Here’s a study of advanced life support (ALS) versus basic life support(BLS) that appears to show ALS is less effective, that is, has poorer survival.  It was published in JAMA Internal Medicine and reviewed in the New York Times yesterday.

The study was an observational cohort, with 31 292 ALS cases and 1643 BLS cases.  That seems like a lot of advanced life support vs only a few basic cases; the difference is due to the availability of ALS in most instances.  When ALS is available, it is applied, regardless of circumstances.  This study corroborates earlier studies that showed, first, when a cardiac arrest is witnessed, survival is greater; and second, that bystander CPR (by definition BLS) improves outcomes.  Rapid external defibrillation helped outcomes, which confirms its use as a first option in witnessed cardiac arrests.  Another study showed that the use of epinephrine or vasopressin led to worse outcomes.  The use of tracheal intubation rather than continuing basic bag and mask ventilation did not help either.

The result was that, after 90 days, 8% of BLS cases survived and were discharged from the hospital.  Only 5% of ALS cases did as well.  Early on, after 30 days, 13% of BLS cases and 9% of ALS cases survived.  44% of ALS survivors had poor neurological function, while only 21% of BLS cases had poor neurological function.  All patients were Medicare eligible and the study was “nationally representative.”

The only caveat to these findings would be if patients who were doing poorly at onset were more likely to receive ALS.  This is a potential that could be evaluated if the cases were reviewed to see if ALS was not attempted because the patient responded immediately to BLS.  I wasn’t able to review to full JAMA study to see if this type of review was done, since access to the full article requires a paid subscription to JAMA.

Nevertheless, the point seems clear: some of the interventions used in ALS are pernicious.  Whether these involve intubation, administration of epinephrine or other drugs, or other procedures is not clear.

* **Provided information**:
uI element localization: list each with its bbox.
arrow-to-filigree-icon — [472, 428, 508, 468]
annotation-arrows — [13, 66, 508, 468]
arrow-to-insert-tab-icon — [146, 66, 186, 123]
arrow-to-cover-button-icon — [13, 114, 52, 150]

* **Exercises to complete**:
A – Do these statements agree with the passage on advanced versus basic life support? (i) The study had more basic life support cases than advanced life support cases. (ii) After 30 days, 13% of basic life support cases survived. (iii) Every patient in the study was Medicare eligible. For each, answer yes or no and quote the deciding words of the passage.
B – Can you carry the passage on advanced versus basic life support on past its final sentence?

* **Per-task answers**:
A –
(i) No: "with 31 292 ALS cases and 1643 BLS cases."
(ii) Yes: "Early on, after 30 days, 13% of BLS cases and 9% of ALS cases survived."
(iii) Yes: "All patients were Medicare eligible."

B –
The New York Times article tries to make the point that sometimes, less is more.  This is certainly true of treatments for cancer.  Lumpectomy and limited radiation are superior to mastectomy in localized breast cancer, partly because some very early types of breast cancer never develop into clinically apparent disease.  Ductal carcinoma in situ (DCIS) is a case in point; studies show that many of these lesions never progress.

When a breast cancer is detected by screening, even DCIS, treatment is counted as success because there is no alternative; no one would allow a DCIS lesion to remain in place to see whether or not it progressed.  Therafter, minimal treatment is more successful than aggressive treatment because all the side effects of aggressive treatment count against it, whereas the untreated lesion never progresses and has no side effects.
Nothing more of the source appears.